Task goal – Scan the entries and state how many lines contain "accepts". Write no other text.

[Document transcript data]
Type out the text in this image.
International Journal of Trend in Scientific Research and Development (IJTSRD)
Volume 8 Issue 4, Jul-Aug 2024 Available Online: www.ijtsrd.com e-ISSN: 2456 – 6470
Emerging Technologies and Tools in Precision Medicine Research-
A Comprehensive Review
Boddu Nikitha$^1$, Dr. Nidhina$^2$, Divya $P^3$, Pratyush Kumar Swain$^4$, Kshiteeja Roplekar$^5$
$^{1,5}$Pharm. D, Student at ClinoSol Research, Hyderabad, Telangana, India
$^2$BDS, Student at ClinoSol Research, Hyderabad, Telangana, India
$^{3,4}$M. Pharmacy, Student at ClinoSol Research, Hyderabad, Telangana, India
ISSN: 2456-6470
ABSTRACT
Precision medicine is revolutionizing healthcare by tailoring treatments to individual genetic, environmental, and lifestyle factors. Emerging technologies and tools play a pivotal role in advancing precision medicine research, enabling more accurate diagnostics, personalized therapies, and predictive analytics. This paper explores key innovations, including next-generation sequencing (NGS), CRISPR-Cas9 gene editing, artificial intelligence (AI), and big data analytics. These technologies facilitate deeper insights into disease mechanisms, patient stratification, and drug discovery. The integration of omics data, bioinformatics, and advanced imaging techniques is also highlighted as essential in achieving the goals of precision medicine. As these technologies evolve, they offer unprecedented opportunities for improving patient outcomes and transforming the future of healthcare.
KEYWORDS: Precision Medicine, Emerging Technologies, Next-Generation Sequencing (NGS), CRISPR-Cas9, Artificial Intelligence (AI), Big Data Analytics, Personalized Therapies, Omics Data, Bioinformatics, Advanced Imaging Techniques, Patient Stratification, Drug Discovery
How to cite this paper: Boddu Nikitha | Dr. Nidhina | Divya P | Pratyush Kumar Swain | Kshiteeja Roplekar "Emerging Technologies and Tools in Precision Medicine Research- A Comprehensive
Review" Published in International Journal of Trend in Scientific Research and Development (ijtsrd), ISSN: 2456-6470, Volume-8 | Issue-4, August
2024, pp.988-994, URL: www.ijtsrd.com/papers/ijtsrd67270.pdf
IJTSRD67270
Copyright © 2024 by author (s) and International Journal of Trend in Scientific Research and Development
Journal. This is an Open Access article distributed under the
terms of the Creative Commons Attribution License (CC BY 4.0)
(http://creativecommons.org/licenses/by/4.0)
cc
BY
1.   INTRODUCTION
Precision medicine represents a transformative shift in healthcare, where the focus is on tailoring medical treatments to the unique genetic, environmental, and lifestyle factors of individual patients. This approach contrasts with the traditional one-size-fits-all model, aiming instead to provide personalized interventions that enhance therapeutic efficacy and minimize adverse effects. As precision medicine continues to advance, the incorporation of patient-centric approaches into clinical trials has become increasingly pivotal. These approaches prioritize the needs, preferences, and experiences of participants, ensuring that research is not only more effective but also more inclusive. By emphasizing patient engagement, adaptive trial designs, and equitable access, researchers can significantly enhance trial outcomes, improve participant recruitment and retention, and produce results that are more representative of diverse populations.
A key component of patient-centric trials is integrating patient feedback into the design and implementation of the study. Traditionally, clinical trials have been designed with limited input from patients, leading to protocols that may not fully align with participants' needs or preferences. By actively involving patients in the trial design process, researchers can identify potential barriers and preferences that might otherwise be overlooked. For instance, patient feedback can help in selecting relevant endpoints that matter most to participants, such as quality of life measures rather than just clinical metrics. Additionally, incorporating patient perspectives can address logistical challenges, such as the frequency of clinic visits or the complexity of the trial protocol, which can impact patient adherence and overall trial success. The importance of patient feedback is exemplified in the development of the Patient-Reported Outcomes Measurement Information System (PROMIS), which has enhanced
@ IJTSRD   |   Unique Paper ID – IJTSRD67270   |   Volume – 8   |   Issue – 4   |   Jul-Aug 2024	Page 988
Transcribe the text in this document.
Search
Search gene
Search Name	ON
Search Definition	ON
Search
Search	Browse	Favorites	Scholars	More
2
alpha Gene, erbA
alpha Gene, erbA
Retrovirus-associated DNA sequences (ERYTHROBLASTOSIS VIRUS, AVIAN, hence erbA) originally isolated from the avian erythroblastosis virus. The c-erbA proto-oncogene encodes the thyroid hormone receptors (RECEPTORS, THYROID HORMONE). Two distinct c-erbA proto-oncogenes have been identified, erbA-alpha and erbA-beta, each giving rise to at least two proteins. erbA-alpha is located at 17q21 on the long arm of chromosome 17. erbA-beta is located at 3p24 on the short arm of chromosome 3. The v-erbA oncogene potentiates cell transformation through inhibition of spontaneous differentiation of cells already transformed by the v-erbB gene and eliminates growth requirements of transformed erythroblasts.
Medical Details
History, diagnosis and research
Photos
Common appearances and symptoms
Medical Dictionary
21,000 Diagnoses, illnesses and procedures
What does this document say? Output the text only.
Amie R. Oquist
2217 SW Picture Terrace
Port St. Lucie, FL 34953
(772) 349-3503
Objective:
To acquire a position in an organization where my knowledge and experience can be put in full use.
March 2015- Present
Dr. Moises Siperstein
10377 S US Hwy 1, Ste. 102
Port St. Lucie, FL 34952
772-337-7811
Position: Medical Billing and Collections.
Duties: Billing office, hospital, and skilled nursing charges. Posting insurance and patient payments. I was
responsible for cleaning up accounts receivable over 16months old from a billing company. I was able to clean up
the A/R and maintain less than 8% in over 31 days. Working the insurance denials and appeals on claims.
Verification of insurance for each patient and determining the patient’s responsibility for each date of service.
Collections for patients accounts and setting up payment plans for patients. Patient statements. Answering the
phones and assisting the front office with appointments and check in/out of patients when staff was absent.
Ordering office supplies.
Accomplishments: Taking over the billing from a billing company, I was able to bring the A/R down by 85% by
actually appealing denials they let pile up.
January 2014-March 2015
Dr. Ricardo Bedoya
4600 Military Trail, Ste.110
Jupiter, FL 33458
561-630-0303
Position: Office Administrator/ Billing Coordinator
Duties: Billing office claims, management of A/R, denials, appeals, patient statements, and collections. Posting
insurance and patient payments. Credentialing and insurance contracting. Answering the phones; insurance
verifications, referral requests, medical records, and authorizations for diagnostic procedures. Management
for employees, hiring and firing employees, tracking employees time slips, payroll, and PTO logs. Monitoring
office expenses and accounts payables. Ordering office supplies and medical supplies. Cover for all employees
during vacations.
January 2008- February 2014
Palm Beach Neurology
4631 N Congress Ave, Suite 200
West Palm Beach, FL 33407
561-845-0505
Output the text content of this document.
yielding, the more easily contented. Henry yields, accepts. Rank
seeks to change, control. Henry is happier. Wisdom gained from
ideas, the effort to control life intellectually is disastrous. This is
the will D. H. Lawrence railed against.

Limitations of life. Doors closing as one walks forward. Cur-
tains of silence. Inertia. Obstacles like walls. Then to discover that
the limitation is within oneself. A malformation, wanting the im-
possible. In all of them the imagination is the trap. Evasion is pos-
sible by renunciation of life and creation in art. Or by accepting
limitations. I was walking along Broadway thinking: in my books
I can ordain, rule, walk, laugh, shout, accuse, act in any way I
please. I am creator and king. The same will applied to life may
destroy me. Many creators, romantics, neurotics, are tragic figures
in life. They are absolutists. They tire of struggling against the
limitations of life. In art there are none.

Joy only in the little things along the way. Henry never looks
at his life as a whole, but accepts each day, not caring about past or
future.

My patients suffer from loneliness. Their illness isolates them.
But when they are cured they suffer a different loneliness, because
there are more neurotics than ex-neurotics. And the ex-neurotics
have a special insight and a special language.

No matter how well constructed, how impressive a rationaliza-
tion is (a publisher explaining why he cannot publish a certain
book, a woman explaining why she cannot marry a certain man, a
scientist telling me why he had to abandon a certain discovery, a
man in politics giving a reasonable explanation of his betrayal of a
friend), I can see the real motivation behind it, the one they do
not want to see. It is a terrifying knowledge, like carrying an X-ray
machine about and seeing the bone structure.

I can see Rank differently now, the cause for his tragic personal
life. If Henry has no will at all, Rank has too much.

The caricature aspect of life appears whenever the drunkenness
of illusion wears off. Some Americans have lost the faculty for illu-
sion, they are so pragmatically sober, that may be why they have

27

Task answer – 2